## What this task involves
Where the word "ткани" occurs in a line, return that line.

## Records
^^^^
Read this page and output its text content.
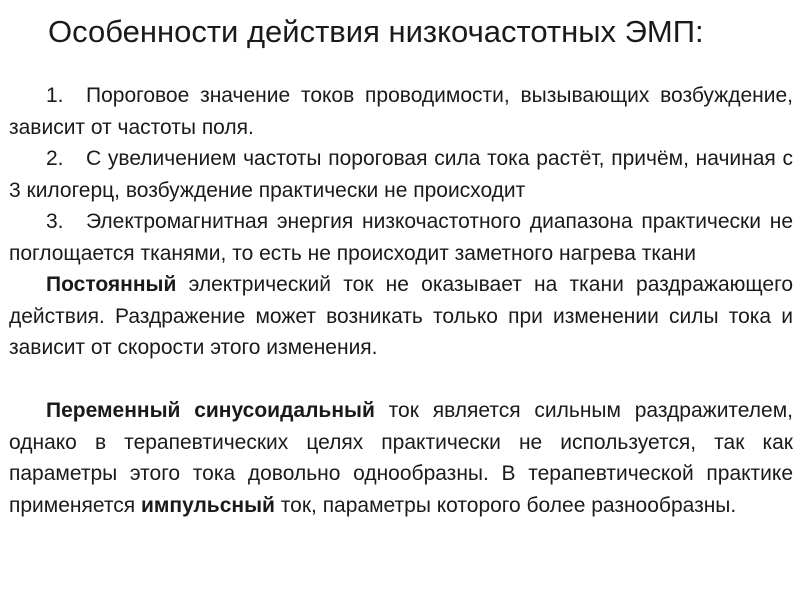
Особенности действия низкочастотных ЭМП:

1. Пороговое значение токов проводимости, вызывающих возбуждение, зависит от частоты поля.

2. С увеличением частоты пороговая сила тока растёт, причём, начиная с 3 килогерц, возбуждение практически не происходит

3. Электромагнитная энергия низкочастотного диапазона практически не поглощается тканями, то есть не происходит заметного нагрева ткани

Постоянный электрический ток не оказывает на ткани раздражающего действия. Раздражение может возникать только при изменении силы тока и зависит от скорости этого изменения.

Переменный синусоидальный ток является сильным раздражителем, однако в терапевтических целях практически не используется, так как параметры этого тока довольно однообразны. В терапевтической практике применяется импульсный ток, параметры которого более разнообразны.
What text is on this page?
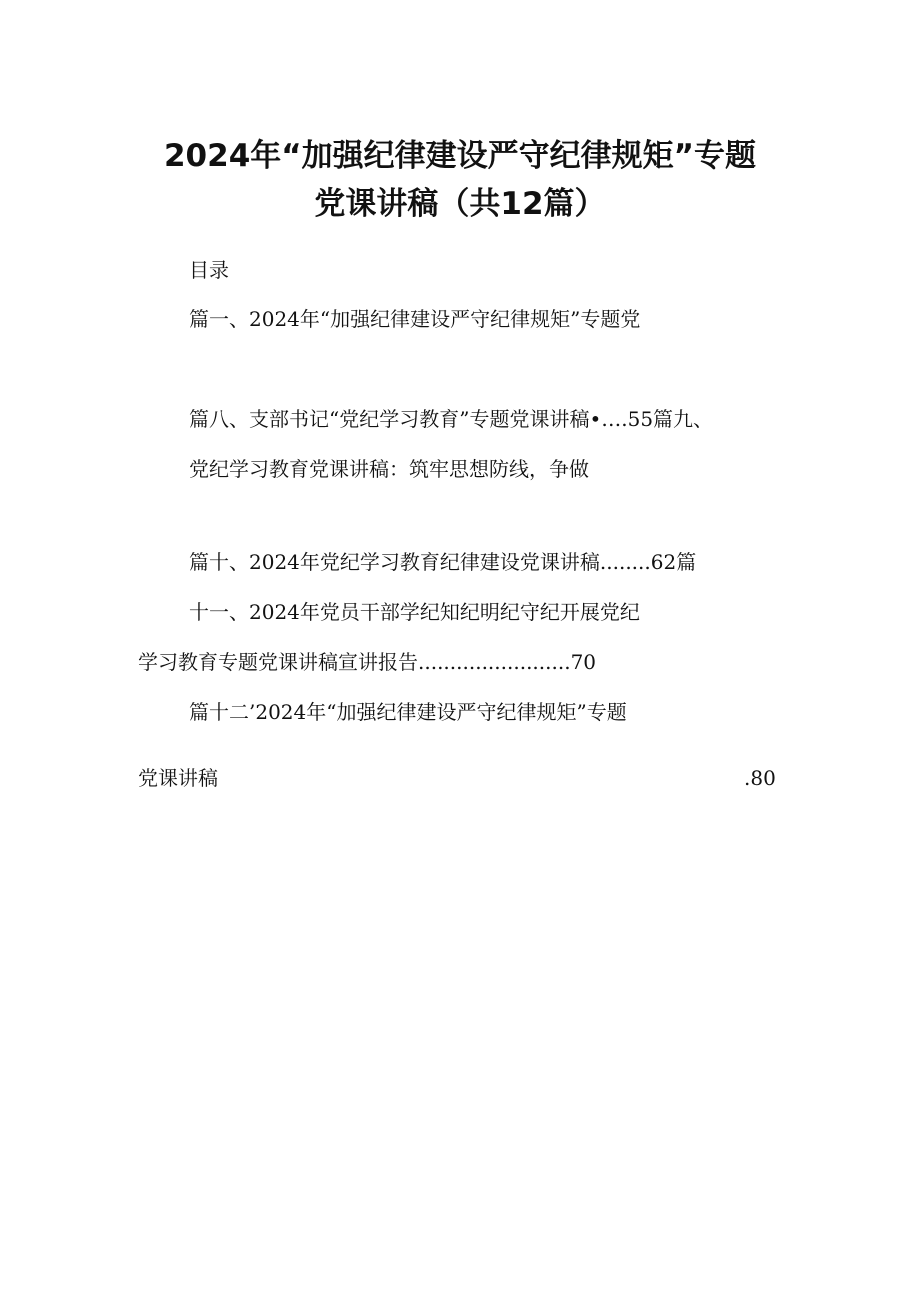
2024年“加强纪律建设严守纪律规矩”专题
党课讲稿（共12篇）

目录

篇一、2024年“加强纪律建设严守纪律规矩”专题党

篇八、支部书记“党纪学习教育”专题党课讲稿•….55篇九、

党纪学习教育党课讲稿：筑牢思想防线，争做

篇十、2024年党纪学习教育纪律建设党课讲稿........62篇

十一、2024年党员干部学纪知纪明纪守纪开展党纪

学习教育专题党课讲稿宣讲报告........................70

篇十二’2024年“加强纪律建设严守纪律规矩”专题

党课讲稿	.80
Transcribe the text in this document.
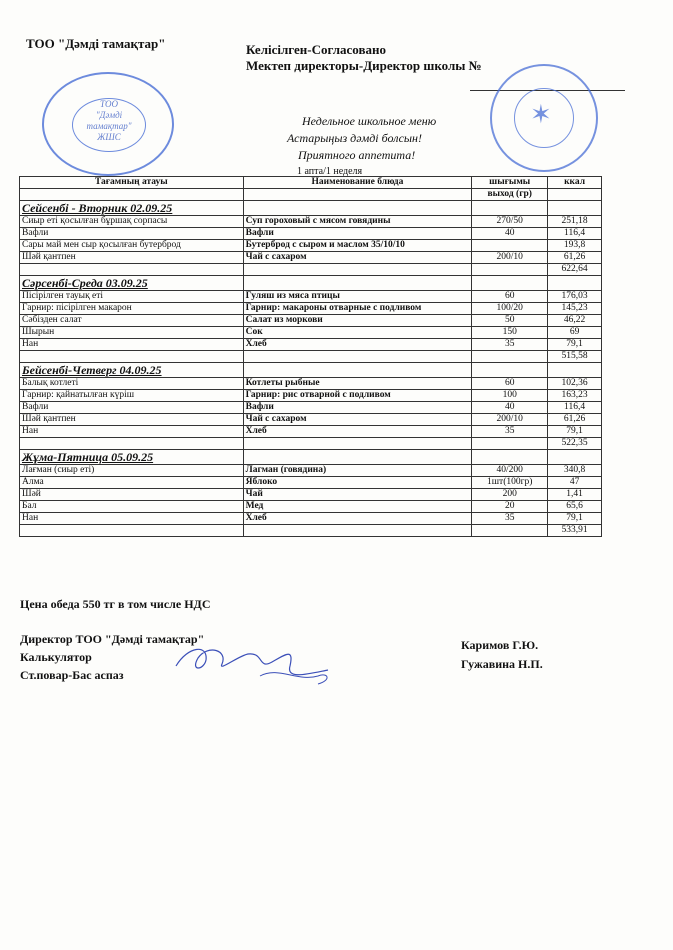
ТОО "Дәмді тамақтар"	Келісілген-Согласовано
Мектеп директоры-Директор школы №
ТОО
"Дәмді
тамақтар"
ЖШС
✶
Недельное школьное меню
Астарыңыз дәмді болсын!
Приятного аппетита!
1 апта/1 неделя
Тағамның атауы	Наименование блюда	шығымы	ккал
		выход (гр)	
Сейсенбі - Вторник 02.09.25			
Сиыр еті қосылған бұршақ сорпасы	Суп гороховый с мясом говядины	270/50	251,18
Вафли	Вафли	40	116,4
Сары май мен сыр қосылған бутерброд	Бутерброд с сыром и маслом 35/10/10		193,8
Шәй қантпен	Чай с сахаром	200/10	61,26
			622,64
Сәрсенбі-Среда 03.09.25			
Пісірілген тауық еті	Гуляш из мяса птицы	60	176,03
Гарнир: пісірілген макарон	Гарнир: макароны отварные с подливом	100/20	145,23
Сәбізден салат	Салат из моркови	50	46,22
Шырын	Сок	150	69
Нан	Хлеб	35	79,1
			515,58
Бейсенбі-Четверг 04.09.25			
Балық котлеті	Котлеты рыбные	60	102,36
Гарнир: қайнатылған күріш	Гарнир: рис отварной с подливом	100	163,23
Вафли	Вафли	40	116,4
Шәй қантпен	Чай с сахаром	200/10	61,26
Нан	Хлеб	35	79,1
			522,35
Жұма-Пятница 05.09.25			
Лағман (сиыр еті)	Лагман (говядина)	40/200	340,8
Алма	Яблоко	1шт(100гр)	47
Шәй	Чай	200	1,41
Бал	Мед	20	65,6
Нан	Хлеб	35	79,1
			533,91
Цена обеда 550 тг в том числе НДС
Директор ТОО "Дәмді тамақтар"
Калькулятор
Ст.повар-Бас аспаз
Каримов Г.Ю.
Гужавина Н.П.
^^^^
## Result
3. Электромагнитная энергия низкочастотного диапазона практически не поглощается тканями, то есть не происходит заметного нагрева ткани
Постоянный электрический ток не оказывает на ткани раздражающего действия. Раздражение может возникать только при изменении силы тока и зависит от скорости этого изменения.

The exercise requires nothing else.